— begin —
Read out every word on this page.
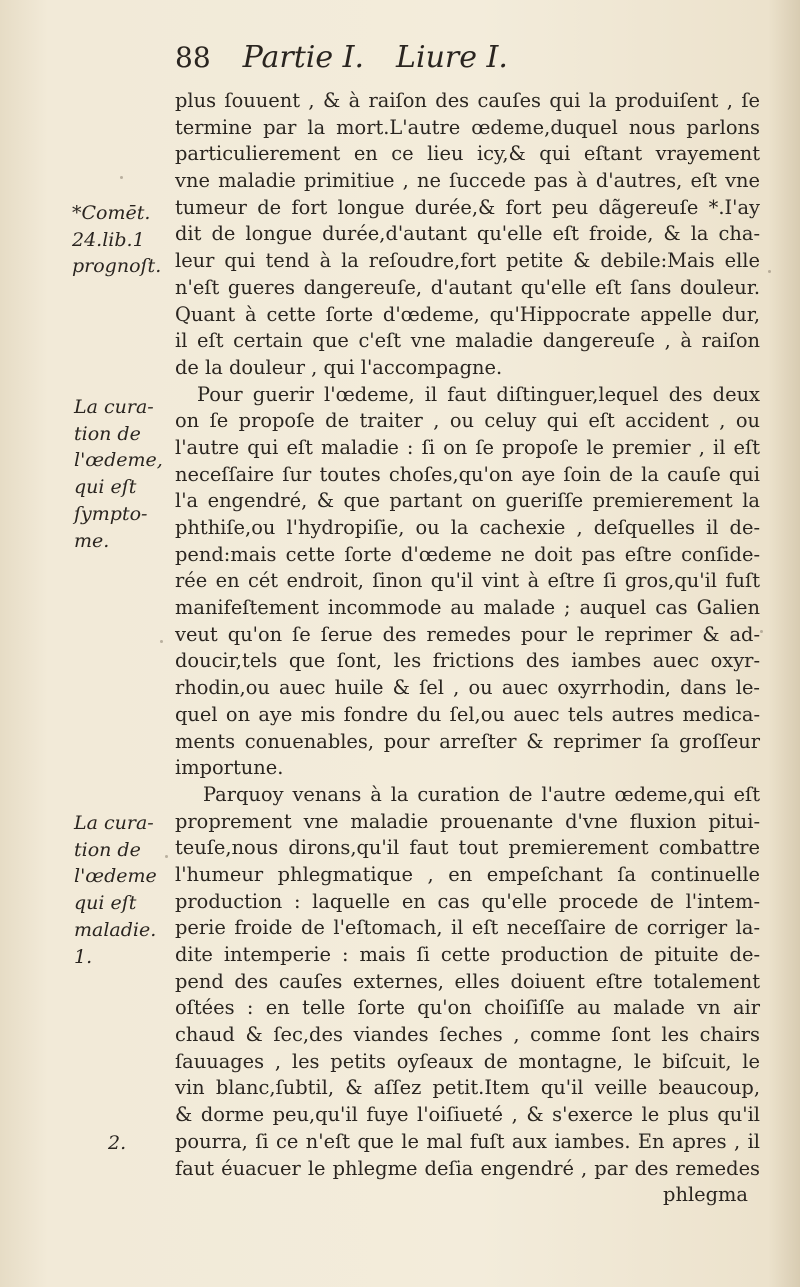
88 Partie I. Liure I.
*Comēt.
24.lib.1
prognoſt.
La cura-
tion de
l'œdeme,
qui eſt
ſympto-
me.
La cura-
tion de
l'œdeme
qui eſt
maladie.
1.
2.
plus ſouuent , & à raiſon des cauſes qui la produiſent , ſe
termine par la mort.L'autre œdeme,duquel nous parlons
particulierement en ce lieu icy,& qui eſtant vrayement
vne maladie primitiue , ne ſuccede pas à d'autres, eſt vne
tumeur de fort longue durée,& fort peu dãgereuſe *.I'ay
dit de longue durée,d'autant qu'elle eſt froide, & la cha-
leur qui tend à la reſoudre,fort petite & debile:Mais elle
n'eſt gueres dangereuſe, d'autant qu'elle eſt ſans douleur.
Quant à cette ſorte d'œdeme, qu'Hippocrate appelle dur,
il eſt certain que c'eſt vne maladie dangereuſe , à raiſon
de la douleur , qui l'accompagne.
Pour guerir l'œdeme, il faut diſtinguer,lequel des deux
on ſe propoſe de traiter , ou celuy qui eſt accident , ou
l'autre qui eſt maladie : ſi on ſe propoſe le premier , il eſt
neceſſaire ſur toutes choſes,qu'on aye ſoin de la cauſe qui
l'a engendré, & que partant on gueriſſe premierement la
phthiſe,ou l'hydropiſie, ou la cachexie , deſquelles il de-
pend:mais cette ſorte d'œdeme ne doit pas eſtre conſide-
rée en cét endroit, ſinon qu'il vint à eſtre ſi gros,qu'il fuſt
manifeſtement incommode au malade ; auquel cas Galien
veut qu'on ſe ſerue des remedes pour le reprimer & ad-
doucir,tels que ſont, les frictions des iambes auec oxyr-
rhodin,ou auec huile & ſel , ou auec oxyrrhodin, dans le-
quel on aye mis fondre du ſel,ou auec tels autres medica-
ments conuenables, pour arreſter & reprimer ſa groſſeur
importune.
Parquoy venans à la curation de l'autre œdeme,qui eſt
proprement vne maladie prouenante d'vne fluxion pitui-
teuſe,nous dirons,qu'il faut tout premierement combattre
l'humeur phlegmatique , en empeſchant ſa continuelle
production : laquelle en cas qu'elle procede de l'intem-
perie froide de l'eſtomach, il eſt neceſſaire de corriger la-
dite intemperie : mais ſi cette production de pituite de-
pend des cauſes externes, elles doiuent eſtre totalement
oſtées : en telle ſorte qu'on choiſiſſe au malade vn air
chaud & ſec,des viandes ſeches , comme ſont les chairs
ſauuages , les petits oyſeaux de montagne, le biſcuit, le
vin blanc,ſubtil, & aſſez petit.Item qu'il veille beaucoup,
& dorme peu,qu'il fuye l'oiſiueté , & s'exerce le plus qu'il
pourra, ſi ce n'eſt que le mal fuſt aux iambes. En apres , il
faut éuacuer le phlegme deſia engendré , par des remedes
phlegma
— end —
*GOAL*. Transcribe each entry precisely as given, leaving the pictures out.

*EXERCISE OUTPUT*.
Read out every word on this page.
88 Partie I. Liure I.
*Comēt.
24.lib.1
prognoſt.
La cura-
tion de
l'œdeme,
qui eſt
ſympto-
me.
La cura-
tion de
l'œdeme
qui eſt
maladie.
1.
2.
plus ſouuent , & à raiſon des cauſes qui la produiſent , ſe
termine par la mort.L'autre œdeme,duquel nous parlons
particulierement en ce lieu icy,& qui eſtant vrayement
vne maladie primitiue , ne ſuccede pas à d'autres, eſt vne
tumeur de fort longue durée,& fort peu dãgereuſe *.I'ay
dit de longue durée,d'autant qu'elle eſt froide, & la cha-
leur qui tend à la reſoudre,fort petite & debile:Mais elle
n'eſt gueres dangereuſe, d'autant qu'elle eſt ſans douleur.
Quant à cette ſorte d'œdeme, qu'Hippocrate appelle dur,
il eſt certain que c'eſt vne maladie dangereuſe , à raiſon
de la douleur , qui l'accompagne.
Pour guerir l'œdeme, il faut diſtinguer,lequel des deux
on ſe propoſe de traiter , ou celuy qui eſt accident , ou
l'autre qui eſt maladie : ſi on ſe propoſe le premier , il eſt
neceſſaire ſur toutes choſes,qu'on aye ſoin de la cauſe qui
l'a engendré, & que partant on gueriſſe premierement la
phthiſe,ou l'hydropiſie, ou la cachexie , deſquelles il de-
pend:mais cette ſorte d'œdeme ne doit pas eſtre conſide-
rée en cét endroit, ſinon qu'il vint à eſtre ſi gros,qu'il fuſt
manifeſtement incommode au malade ; auquel cas Galien
veut qu'on ſe ſerue des remedes pour le reprimer & ad-
doucir,tels que ſont, les frictions des iambes auec oxyr-
rhodin,ou auec huile & ſel , ou auec oxyrrhodin, dans le-
quel on aye mis fondre du ſel,ou auec tels autres medica-
ments conuenables, pour arreſter & reprimer ſa groſſeur
importune.
Parquoy venans à la curation de l'autre œdeme,qui eſt
proprement vne maladie prouenante d'vne fluxion pitui-
teuſe,nous dirons,qu'il faut tout premierement combattre
l'humeur phlegmatique , en empeſchant ſa continuelle
production : laquelle en cas qu'elle procede de l'intem-
perie froide de l'eſtomach, il eſt neceſſaire de corriger la-
dite intemperie : mais ſi cette production de pituite de-
pend des cauſes externes, elles doiuent eſtre totalement
oſtées : en telle ſorte qu'on choiſiſſe au malade vn air
chaud & ſec,des viandes ſeches , comme ſont les chairs
ſauuages , les petits oyſeaux de montagne, le biſcuit, le
vin blanc,ſubtil, & aſſez petit.Item qu'il veille beaucoup,
& dorme peu,qu'il fuye l'oiſiueté , & s'exerce le plus qu'il
pourra, ſi ce n'eſt que le mal fuſt aux iambes. En apres , il
faut éuacuer le phlegme deſia engendré , par des remedes
phlegma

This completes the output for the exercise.